Problem statement: Write out every record in full, exactly as written, please.
··········
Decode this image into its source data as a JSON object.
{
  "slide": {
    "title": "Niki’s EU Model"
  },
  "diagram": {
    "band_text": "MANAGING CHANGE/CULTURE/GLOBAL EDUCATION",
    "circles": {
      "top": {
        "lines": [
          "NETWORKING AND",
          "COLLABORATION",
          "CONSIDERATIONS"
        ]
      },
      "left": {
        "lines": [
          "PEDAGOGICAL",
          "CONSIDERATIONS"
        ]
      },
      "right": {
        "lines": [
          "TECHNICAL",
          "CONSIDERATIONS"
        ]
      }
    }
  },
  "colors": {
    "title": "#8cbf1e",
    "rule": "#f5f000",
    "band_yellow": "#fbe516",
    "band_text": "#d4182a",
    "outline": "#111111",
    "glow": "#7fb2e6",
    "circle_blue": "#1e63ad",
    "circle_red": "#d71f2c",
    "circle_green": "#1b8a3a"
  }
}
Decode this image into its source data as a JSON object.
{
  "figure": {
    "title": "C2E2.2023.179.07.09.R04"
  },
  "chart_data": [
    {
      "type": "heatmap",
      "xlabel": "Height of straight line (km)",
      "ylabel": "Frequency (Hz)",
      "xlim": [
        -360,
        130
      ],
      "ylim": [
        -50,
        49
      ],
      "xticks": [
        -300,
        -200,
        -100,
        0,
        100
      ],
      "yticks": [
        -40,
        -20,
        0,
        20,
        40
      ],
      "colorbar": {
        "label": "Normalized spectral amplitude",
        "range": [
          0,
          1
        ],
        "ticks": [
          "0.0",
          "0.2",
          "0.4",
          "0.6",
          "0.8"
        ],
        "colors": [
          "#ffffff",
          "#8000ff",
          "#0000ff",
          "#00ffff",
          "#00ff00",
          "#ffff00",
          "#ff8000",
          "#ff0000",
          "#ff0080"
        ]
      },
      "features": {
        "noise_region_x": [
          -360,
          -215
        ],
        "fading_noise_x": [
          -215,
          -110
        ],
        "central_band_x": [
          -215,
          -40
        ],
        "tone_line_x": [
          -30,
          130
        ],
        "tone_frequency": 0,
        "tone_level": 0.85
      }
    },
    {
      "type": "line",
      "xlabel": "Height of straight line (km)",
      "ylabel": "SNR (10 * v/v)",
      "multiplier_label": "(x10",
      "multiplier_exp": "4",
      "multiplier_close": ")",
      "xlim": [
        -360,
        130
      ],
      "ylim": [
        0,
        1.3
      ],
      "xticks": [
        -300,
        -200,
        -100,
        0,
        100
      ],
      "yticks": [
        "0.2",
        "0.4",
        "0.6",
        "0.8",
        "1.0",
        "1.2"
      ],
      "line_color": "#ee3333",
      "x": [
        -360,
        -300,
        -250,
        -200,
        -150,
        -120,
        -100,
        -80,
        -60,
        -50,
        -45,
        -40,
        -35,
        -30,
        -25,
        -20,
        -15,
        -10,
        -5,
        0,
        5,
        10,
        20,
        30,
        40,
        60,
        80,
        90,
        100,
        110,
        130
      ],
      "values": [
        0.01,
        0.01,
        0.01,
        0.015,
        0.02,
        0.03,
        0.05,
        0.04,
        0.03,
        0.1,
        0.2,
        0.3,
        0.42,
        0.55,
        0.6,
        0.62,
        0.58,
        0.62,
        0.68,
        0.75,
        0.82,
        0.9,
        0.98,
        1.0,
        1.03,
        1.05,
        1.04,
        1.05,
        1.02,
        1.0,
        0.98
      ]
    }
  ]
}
··········
Written solution:
Decode this image into its source data as a JSON object.
{
  "slide": {
    "title": "Niki’s EU Model"
  },
  "diagram": {
    "band_text": "MANAGING CHANGE/CULTURE/GLOBAL EDUCATION",
    "circles": {
      "top": {
        "lines": [
          "NETWORKING AND",
          "COLLABORATION",
          "CONSIDERATIONS"
        ]
      },
      "left": {
        "lines": [
          "PEDAGOGICAL",
          "CONSIDERATIONS"
        ]
      },
      "right": {
        "lines": [
          "TECHNICAL",
          "CONSIDERATIONS"
        ]
      }
    }
  },
  "colors": {
    "title": "#8cbf1e",
    "rule": "#f5f000",
    "band_yellow": "#fbe516",
    "band_text": "#d4182a",
    "outline": "#111111",
    "glow": "#7fb2e6",
    "circle_blue": "#1e63ad",
    "circle_red": "#d71f2c",
    "circle_green": "#1b8a3a"
  }
}
Decode this image into its source data as a JSON object.
{
  "figure": {
    "title": "C2E2.2023.179.07.09.R04"
  },
  "chart_data": [
    {
      "type": "heatmap",
      "xlabel": "Height of straight line (km)",
      "ylabel": "Frequency (Hz)",
      "xlim": [
        -360,
        130
      ],
      "ylim": [
        -50,
        49
      ],
      "xticks": [
        -300,
        -200,
        -100,
        0,
        100
      ],
      "yticks": [
        -40,
        -20,
        0,
        20,
        40
      ],
      "colorbar": {
        "label": "Normalized spectral amplitude",
        "range": [
          0,
          1
        ],
        "ticks": [
          "0.0",
          "0.2",
          "0.4",
          "0.6",
          "0.8"
        ],
        "colors": [
          "#ffffff",
          "#8000ff",
          "#0000ff",
          "#00ffff",
          "#00ff00",
          "#ffff00",
          "#ff8000",
          "#ff0000",
          "#ff0080"
        ]
      },
      "features": {
        "noise_region_x": [
          -360,
          -215
        ],
        "fading_noise_x": [
          -215,
          -110
        ],
        "central_band_x": [
          -215,
          -40
        ],
        "tone_line_x": [
          -30,
          130
        ],
        "tone_frequency": 0,
        "tone_level": 0.85
      }
    },
    {
      "type": "line",
      "xlabel": "Height of straight line (km)",
      "ylabel": "SNR (10 * v/v)",
      "multiplier_label": "(x10",
      "multiplier_exp": "4",
      "multiplier_close": ")",
      "xlim": [
        -360,
        130
      ],
      "ylim": [
        0,
        1.3
      ],
      "xticks": [
        -300,
        -200,
        -100,
        0,
        100
      ],
      "yticks": [
        "0.2",
        "0.4",
        "0.6",
        "0.8",
        "1.0",
        "1.2"
      ],
      "line_color": "#ee3333",
      "x": [
        -360,
        -300,
        -250,
        -200,
        -150,
        -120,
        -100,
        -80,
        -60,
        -50,
        -45,
        -40,
        -35,
        -30,
        -25,
        -20,
        -15,
        -10,
        -5,
        0,
        5,
        10,
        20,
        30,
        40,
        60,
        80,
        90,
        100,
        110,
        130
      ],
      "values": [
        0.01,
        0.01,
        0.01,
        0.015,
        0.02,
        0.03,
        0.05,
        0.04,
        0.03,
        0.1,
        0.2,
        0.3,
        0.42,
        0.55,
        0.6,
        0.62,
        0.58,
        0.62,
        0.68,
        0.75,
        0.82,
        0.9,
        0.98,
        1.0,
        1.03,
        1.05,
        1.04,
        1.05,
        1.02,
        1.0,
        0.98
      ]
    }
  ]
}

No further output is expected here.